Structured figure records
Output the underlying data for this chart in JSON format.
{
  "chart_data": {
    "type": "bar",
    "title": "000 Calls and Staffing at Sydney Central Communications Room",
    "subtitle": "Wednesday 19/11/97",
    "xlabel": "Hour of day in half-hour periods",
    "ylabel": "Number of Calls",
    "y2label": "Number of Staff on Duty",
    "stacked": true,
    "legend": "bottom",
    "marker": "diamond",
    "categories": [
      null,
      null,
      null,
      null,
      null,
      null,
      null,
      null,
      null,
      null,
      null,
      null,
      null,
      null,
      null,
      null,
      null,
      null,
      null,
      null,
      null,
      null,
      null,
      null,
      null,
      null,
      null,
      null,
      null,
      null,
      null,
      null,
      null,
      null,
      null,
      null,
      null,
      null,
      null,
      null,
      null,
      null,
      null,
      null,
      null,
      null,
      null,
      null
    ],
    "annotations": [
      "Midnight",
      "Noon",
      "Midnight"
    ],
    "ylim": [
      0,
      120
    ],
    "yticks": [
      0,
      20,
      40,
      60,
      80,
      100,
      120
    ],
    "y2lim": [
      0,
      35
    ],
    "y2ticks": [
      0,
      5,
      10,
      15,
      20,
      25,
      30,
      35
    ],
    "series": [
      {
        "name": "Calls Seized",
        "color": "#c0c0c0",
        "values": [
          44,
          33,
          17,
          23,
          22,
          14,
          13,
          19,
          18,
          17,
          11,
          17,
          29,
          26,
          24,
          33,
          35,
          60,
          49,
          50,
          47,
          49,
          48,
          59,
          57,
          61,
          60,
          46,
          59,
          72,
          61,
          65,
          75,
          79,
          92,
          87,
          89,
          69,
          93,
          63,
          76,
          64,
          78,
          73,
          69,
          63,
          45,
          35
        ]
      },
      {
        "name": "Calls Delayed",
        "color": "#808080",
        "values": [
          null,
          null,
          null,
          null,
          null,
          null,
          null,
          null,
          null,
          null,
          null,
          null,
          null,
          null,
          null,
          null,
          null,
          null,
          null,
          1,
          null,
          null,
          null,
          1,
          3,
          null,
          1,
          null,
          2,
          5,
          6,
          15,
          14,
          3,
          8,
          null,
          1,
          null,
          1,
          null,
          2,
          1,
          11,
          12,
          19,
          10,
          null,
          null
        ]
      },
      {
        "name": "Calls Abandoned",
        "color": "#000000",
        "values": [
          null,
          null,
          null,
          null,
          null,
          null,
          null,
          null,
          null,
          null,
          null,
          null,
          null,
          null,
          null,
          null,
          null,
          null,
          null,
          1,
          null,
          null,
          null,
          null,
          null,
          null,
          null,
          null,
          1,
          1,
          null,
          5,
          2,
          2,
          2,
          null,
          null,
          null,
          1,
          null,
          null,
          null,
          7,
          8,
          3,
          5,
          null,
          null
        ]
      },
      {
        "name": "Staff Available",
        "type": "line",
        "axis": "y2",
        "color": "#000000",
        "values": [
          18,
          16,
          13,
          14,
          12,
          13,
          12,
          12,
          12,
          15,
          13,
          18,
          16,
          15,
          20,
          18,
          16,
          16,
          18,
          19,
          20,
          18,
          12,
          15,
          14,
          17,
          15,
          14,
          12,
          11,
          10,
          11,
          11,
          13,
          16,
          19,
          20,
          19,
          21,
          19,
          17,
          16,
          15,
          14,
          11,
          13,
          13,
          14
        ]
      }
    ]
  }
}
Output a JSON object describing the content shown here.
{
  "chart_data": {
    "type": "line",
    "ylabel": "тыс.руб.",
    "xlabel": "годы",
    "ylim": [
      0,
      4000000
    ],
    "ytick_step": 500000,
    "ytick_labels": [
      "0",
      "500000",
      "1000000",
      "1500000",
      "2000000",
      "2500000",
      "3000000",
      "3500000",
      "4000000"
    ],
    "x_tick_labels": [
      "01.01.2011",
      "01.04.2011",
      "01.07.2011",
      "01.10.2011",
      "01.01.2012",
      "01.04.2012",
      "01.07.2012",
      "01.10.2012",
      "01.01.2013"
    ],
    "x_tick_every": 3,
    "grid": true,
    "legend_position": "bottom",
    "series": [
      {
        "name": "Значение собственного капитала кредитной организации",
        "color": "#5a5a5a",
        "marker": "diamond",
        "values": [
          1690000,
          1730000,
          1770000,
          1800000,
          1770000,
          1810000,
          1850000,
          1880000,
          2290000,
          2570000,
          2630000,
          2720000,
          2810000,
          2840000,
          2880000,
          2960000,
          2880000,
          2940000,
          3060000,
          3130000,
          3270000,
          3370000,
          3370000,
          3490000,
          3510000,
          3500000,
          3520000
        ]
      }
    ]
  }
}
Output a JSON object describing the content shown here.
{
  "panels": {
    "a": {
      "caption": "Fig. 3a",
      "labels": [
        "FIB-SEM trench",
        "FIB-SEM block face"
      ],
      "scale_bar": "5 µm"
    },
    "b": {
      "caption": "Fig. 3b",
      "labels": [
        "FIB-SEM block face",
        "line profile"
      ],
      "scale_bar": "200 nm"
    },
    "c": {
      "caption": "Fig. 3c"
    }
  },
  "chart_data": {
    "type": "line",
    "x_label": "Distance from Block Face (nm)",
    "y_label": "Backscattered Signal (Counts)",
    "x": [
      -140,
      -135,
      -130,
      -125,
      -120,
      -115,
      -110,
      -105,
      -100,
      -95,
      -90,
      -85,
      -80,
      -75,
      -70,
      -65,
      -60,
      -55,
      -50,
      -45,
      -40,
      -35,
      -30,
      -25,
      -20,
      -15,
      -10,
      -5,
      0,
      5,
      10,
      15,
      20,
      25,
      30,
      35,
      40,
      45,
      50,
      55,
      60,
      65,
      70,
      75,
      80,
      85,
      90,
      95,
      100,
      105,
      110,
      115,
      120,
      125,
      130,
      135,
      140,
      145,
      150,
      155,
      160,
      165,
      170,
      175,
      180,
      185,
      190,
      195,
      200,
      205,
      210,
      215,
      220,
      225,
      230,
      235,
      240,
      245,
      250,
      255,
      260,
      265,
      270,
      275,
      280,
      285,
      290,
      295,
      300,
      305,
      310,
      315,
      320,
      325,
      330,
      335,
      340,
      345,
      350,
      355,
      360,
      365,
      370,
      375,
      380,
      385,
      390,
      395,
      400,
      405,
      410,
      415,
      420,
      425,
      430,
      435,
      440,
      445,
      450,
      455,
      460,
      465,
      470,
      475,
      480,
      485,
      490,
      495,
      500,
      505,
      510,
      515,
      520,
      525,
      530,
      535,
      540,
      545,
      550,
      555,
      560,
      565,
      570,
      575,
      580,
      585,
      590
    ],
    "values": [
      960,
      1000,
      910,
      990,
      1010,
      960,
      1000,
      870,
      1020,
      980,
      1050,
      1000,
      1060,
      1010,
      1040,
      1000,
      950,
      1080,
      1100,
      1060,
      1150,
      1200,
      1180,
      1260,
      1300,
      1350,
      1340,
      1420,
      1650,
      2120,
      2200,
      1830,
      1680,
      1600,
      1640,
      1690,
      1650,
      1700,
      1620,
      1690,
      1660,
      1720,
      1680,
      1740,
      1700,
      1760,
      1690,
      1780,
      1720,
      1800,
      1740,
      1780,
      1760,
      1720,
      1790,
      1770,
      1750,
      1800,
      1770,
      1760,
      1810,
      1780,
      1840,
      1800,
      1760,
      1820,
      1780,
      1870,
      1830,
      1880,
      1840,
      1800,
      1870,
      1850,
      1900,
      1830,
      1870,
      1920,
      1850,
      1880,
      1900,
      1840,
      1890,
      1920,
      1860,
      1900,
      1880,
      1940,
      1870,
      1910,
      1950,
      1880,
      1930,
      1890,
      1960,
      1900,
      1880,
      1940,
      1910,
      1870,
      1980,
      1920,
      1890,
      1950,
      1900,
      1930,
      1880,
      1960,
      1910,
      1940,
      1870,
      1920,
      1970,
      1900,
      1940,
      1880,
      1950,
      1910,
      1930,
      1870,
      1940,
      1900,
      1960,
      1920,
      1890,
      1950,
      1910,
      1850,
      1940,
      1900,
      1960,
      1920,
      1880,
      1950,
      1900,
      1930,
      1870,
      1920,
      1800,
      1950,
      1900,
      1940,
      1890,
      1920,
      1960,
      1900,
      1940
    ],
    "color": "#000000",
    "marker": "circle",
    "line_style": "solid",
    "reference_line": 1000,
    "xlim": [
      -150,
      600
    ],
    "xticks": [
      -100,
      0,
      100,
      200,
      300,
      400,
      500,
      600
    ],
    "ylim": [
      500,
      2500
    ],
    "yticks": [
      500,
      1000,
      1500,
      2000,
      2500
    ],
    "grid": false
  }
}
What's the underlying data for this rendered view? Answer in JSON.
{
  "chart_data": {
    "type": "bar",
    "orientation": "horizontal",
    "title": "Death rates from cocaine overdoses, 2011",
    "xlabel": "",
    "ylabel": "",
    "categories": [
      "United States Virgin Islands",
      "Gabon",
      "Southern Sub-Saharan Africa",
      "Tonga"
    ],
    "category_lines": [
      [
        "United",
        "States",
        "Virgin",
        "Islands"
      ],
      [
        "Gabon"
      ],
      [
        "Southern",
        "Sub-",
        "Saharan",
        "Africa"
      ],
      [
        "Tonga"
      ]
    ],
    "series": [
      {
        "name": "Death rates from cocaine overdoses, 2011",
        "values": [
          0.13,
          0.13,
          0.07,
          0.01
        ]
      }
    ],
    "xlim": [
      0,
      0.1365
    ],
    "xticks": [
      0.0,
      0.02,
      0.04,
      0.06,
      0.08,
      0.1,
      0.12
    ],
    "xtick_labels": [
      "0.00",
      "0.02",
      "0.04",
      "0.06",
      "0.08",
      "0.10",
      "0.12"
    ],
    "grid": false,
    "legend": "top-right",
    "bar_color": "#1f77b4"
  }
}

The exercise: Find all lines with "overdoses" in them and copy each one.

Answer to the task:
    "title": "Death rates from cocaine overdoses, 2011",
        "name": "Death rates from cocaine overdoses, 2011",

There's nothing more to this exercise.